WRITTEN REQUEST:
Every line must be returned precisely as it is written.

======== DATA FOR THIS TASK

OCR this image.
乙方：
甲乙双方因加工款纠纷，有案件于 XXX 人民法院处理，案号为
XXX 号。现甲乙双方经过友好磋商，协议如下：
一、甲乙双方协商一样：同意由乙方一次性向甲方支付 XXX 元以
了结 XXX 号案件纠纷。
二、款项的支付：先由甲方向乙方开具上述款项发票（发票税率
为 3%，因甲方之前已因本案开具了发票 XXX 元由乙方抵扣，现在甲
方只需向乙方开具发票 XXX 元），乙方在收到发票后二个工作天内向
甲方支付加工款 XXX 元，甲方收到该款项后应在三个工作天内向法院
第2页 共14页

================

RESULT OF THIS EXERCISE:
OCR this image.
乙方：
甲乙双方因加工款纠纷，有案件于 XXX 人民法院处理，案号为
XXX 号。现甲乙双方经过友好磋商，协议如下：
一、甲乙双方协商一样：同意由乙方一次性向甲方支付 XXX 元以
了结 XXX 号案件纠纷。
二、款项的支付：先由甲方向乙方开具上述款项发票（发票税率
为 3%，因甲方之前已因本案开具了发票 XXX 元由乙方抵扣，现在甲
方只需向乙方开具发票 XXX 元），乙方在收到发票后二个工作天内向
甲方支付加工款 XXX 元，甲方收到该款项后应在三个工作天内向法院
第2页 共14页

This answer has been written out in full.